◆ TASK OBJECTIVE:
Repeat every record below exactly, leaving out the pictures.

◆ SUPPLIED ENTRIES:
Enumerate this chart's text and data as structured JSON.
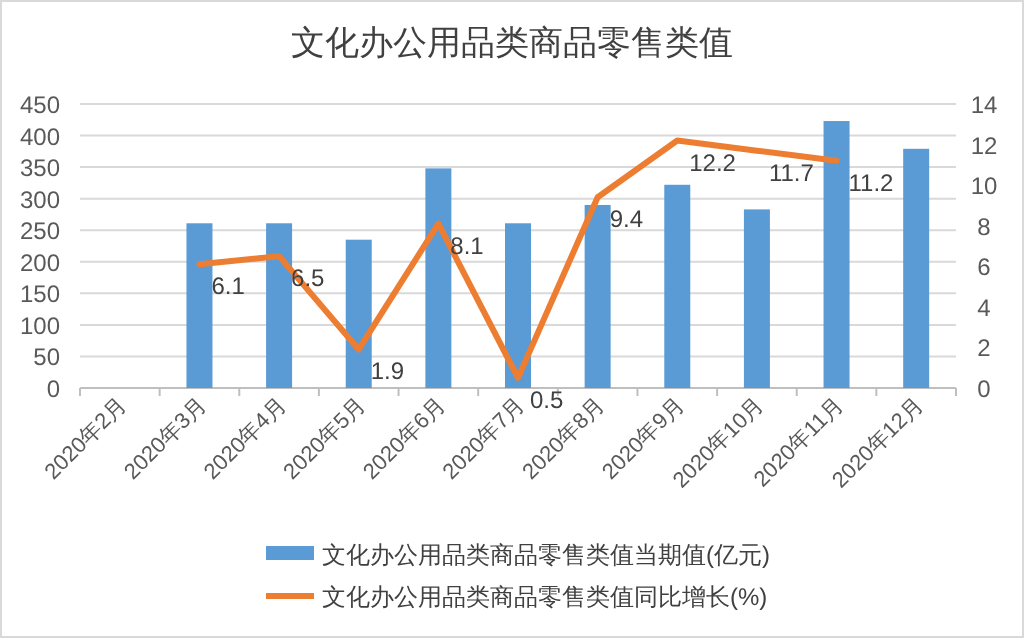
{
  "chart_data": {
    "type": "bar",
    "title": "文化办公用品类商品零售类值",
    "categories": [
      "2020年2月",
      "2020年3月",
      "2020年4月",
      "2020年5月",
      "2020年6月",
      "2020年7月",
      "2020年8月",
      "2020年9月",
      "2020年10月",
      "2020年11月",
      "2020年12月"
    ],
    "series": [
      {
        "name": "文化办公用品类商品零售类值当期值(亿元)",
        "color": "#5b9bd5",
        "values": [
          null,
          261,
          261,
          235,
          348,
          261,
          290,
          322,
          283,
          423,
          379
        ]
      },
      {
        "name": "文化办公用品类商品零售类值同比增长(%)",
        "type": "line",
        "axis": "y2",
        "color": "#ed7d31",
        "values": [
          null,
          6.1,
          6.5,
          1.9,
          8.1,
          0.5,
          9.4,
          12.2,
          11.7,
          11.2,
          null
        ],
        "value_labels": [
          null,
          "6.1",
          "6.5",
          "1.9",
          "8.1",
          "0.5",
          "9.4",
          "12.2",
          "11.7",
          "11.2",
          null
        ]
      }
    ],
    "ylim": [
      0,
      450
    ],
    "yticks": [
      0,
      50,
      100,
      150,
      200,
      250,
      300,
      350,
      400,
      450
    ],
    "y2lim": [
      0,
      14
    ],
    "y2ticks": [
      0,
      2,
      4,
      6,
      8,
      10,
      12,
      14
    ],
    "grid": "y",
    "legend": "bottom"
  }
}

◆ THE RESULT:
Enumerate this chart's text and data as structured JSON.
{
  "chart_data": {
    "type": "bar",
    "title": "文化办公用品类商品零售类值",
    "categories": [
      "2020年2月",
      "2020年3月",
      "2020年4月",
      "2020年5月",
      "2020年6月",
      "2020年7月",
      "2020年8月",
      "2020年9月",
      "2020年10月",
      "2020年11月",
      "2020年12月"
    ],
    "series": [
      {
        "name": "文化办公用品类商品零售类值当期值(亿元)",
        "color": "#5b9bd5",
        "values": [
          null,
          261,
          261,
          235,
          348,
          261,
          290,
          322,
          283,
          423,
          379
        ]
      },
      {
        "name": "文化办公用品类商品零售类值同比增长(%)",
        "type": "line",
        "axis": "y2",
        "color": "#ed7d31",
        "values": [
          null,
          6.1,
          6.5,
          1.9,
          8.1,
          0.5,
          9.4,
          12.2,
          11.7,
          11.2,
          null
        ],
        "value_labels": [
          null,
          "6.1",
          "6.5",
          "1.9",
          "8.1",
          "0.5",
          "9.4",
          "12.2",
          "11.7",
          "11.2",
          null
        ]
      }
    ],
    "ylim": [
      0,
      450
    ],
    "yticks": [
      0,
      50,
      100,
      150,
      200,
      250,
      300,
      350,
      400,
      450
    ],
    "y2lim": [
      0,
      14
    ],
    "y2ticks": [
      0,
      2,
      4,
      6,
      8,
      10,
      12,
      14
    ],
    "grid": "y",
    "legend": "bottom"
  }
}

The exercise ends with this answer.